* _The task_
Write every line of the material out exactly as shown.

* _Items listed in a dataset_
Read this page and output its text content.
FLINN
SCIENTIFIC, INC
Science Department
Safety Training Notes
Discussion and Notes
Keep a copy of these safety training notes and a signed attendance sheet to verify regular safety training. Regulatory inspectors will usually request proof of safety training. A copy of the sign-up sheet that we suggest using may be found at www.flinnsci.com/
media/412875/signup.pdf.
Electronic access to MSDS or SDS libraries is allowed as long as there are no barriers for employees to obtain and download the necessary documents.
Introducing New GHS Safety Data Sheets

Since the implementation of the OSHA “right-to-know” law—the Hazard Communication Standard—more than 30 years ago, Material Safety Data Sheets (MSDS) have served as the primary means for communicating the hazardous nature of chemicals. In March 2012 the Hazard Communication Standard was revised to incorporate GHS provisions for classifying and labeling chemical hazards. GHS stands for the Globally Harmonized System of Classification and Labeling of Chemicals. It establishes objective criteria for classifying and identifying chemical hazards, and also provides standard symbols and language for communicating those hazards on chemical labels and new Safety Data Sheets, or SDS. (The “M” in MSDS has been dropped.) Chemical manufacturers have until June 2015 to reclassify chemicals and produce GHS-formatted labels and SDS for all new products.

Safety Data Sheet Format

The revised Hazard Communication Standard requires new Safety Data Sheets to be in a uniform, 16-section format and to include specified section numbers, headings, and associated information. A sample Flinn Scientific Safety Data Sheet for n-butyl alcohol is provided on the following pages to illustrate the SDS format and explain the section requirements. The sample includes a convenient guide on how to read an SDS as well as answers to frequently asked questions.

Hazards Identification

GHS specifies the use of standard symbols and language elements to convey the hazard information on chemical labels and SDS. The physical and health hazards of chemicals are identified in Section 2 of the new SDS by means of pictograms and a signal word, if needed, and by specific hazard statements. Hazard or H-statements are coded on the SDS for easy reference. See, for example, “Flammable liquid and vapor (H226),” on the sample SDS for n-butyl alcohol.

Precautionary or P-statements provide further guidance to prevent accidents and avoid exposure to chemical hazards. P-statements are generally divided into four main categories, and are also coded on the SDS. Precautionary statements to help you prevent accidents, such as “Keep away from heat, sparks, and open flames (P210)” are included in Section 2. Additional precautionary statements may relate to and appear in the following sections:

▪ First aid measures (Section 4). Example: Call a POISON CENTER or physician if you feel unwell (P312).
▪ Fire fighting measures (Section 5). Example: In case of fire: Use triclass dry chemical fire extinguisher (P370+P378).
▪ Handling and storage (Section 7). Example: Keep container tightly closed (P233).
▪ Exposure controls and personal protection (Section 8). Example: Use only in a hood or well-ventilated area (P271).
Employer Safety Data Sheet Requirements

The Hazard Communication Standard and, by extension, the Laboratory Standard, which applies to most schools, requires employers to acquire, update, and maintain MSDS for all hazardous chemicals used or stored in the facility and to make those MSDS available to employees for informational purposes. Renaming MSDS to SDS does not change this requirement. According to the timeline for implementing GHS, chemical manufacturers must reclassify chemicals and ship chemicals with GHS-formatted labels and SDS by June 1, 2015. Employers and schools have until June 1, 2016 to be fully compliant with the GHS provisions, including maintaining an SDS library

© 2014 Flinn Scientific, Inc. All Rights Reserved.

* _Correct output_
Read this page and output its text content.
FLINN
SCIENTIFIC, INC
Science Department
Safety Training Notes
Discussion and Notes
Keep a copy of these safety training notes and a signed attendance sheet to verify regular safety training. Regulatory inspectors will usually request proof of safety training. A copy of the sign-up sheet that we suggest using may be found at www.flinnsci.com/
media/412875/signup.pdf.
Electronic access to MSDS or SDS libraries is allowed as long as there are no barriers for employees to obtain and download the necessary documents.
Introducing New GHS Safety Data Sheets

Since the implementation of the OSHA “right-to-know” law—the Hazard Communication Standard—more than 30 years ago, Material Safety Data Sheets (MSDS) have served as the primary means for communicating the hazardous nature of chemicals. In March 2012 the Hazard Communication Standard was revised to incorporate GHS provisions for classifying and labeling chemical hazards. GHS stands for the Globally Harmonized System of Classification and Labeling of Chemicals. It establishes objective criteria for classifying and identifying chemical hazards, and also provides standard symbols and language for communicating those hazards on chemical labels and new Safety Data Sheets, or SDS. (The “M” in MSDS has been dropped.) Chemical manufacturers have until June 2015 to reclassify chemicals and produce GHS-formatted labels and SDS for all new products.

Safety Data Sheet Format

The revised Hazard Communication Standard requires new Safety Data Sheets to be in a uniform, 16-section format and to include specified section numbers, headings, and associated information. A sample Flinn Scientific Safety Data Sheet for n-butyl alcohol is provided on the following pages to illustrate the SDS format and explain the section requirements. The sample includes a convenient guide on how to read an SDS as well as answers to frequently asked questions.

Hazards Identification

GHS specifies the use of standard symbols and language elements to convey the hazard information on chemical labels and SDS. The physical and health hazards of chemicals are identified in Section 2 of the new SDS by means of pictograms and a signal word, if needed, and by specific hazard statements. Hazard or H-statements are coded on the SDS for easy reference. See, for example, “Flammable liquid and vapor (H226),” on the sample SDS for n-butyl alcohol.

Precautionary or P-statements provide further guidance to prevent accidents and avoid exposure to chemical hazards. P-statements are generally divided into four main categories, and are also coded on the SDS. Precautionary statements to help you prevent accidents, such as “Keep away from heat, sparks, and open flames (P210)” are included in Section 2. Additional precautionary statements may relate to and appear in the following sections:

▪ First aid measures (Section 4). Example: Call a POISON CENTER or physician if you feel unwell (P312).
▪ Fire fighting measures (Section 5). Example: In case of fire: Use triclass dry chemical fire extinguisher (P370+P378).
▪ Handling and storage (Section 7). Example: Keep container tightly closed (P233).
▪ Exposure controls and personal protection (Section 8). Example: Use only in a hood or well-ventilated area (P271).
Employer Safety Data Sheet Requirements

The Hazard Communication Standard and, by extension, the Laboratory Standard, which applies to most schools, requires employers to acquire, update, and maintain MSDS for all hazardous chemicals used or stored in the facility and to make those MSDS available to employees for informational purposes. Renaming MSDS to SDS does not change this requirement. According to the timeline for implementing GHS, chemical manufacturers must reclassify chemicals and ship chemicals with GHS-formatted labels and SDS by June 1, 2015. Employers and schools have until June 1, 2016 to be fully compliant with the GHS provisions, including maintaining an SDS library

© 2014 Flinn Scientific, Inc. All Rights Reserved.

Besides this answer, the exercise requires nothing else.